# START OF Given records

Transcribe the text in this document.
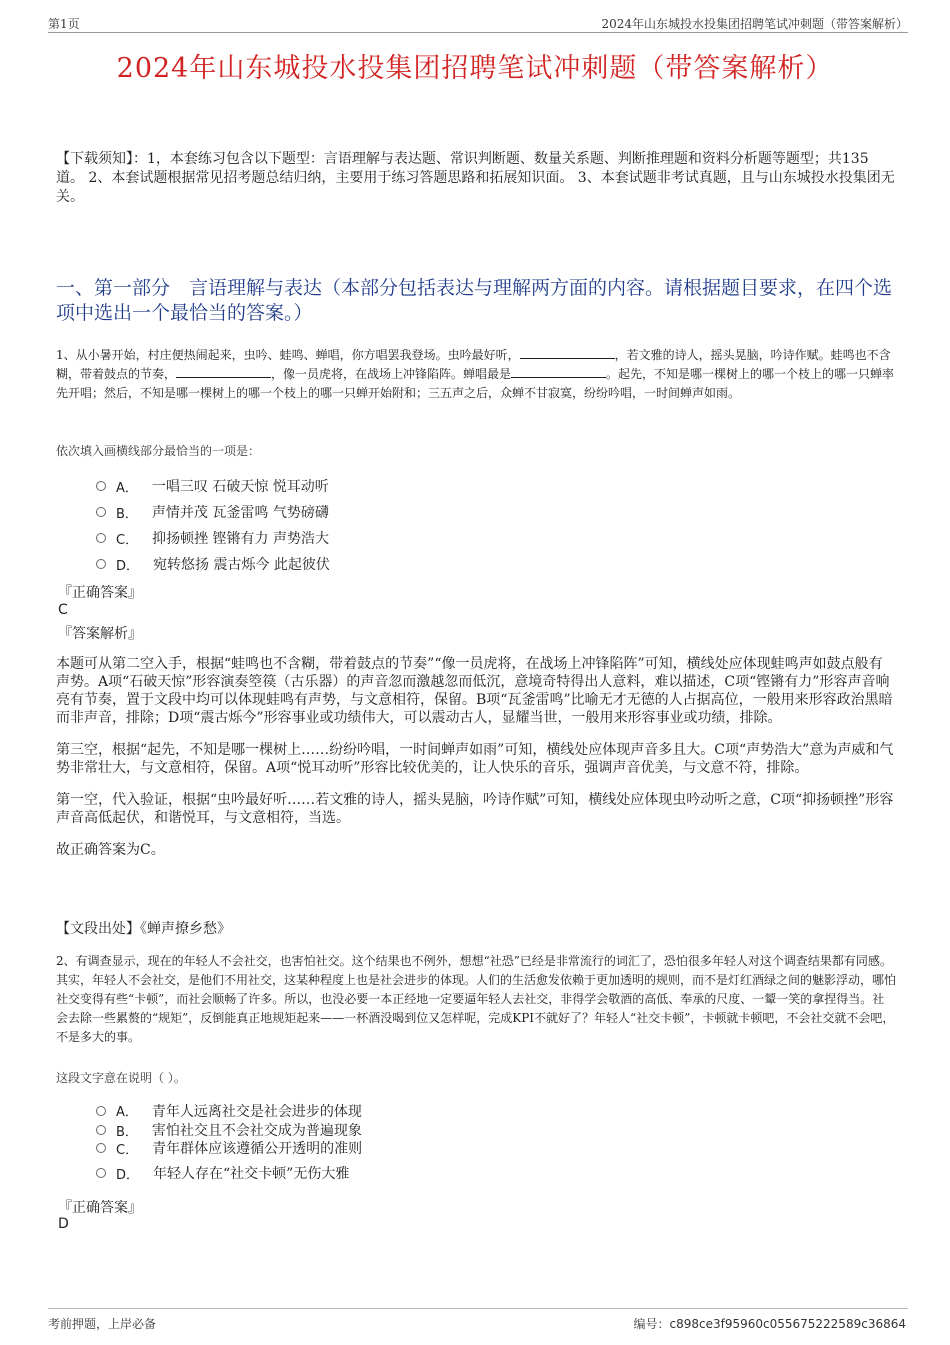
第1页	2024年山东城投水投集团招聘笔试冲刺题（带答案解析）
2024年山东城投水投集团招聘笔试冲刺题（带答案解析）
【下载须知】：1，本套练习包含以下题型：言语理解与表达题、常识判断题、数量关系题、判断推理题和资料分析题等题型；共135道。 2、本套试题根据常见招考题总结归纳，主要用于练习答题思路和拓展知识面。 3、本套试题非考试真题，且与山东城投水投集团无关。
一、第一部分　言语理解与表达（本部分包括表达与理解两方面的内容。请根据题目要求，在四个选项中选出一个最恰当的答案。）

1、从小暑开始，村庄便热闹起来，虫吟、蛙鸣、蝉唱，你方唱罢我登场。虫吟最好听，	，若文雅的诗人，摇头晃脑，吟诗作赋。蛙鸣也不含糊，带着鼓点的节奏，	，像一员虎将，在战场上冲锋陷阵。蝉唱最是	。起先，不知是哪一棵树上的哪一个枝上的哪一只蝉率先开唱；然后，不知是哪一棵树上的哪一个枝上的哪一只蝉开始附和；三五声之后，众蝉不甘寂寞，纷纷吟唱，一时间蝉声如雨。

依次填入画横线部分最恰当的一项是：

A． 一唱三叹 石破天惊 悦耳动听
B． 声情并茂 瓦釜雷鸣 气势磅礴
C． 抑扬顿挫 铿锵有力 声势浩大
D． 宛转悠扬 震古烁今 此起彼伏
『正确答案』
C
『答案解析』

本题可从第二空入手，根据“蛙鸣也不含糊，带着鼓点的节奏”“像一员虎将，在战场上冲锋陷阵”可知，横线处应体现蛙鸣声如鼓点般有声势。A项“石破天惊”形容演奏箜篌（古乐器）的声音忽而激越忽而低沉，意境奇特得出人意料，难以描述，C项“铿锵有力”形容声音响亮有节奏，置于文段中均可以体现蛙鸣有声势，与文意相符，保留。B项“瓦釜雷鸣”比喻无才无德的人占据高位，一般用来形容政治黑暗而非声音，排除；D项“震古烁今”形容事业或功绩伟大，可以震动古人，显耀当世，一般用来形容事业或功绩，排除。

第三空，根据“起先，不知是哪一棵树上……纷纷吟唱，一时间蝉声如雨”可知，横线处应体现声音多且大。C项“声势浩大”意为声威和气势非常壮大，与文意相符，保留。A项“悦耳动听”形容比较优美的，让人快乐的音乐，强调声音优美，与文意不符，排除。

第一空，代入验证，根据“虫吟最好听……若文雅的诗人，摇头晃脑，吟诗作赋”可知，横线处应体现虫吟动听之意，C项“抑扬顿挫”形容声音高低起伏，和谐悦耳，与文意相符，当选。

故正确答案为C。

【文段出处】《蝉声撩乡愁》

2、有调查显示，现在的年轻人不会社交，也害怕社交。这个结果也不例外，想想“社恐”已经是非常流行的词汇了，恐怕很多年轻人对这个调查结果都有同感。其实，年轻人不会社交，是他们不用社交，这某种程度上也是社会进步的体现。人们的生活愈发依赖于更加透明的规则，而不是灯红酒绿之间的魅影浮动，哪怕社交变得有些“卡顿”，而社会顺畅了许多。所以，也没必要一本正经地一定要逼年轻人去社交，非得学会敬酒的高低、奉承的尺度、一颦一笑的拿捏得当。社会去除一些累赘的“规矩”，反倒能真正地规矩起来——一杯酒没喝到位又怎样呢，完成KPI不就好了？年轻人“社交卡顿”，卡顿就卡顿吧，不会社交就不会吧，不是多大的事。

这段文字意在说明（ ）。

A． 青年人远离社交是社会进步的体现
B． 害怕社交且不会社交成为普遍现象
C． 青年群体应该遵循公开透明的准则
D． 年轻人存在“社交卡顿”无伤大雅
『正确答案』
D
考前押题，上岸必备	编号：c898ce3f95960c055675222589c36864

# END OF Given records
# START OF Given records

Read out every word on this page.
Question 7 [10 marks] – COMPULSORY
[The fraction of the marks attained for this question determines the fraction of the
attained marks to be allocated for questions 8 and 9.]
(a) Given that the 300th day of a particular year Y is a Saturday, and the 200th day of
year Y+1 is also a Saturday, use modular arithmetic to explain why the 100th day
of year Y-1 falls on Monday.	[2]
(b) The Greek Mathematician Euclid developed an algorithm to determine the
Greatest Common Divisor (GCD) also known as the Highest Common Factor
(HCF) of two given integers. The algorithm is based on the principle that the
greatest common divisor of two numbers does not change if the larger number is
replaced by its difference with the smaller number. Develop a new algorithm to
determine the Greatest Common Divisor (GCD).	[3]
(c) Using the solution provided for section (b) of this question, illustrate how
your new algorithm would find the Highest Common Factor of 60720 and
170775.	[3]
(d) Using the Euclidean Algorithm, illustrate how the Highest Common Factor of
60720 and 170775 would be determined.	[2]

# END OF Given records

In the listing, find all lines with the string "also" and copy them.

year Y+1 is also a Saturday, use modular arithmetic to explain why the 100th day
Greatest Common Divisor (GCD) also known as the Highest Common Factor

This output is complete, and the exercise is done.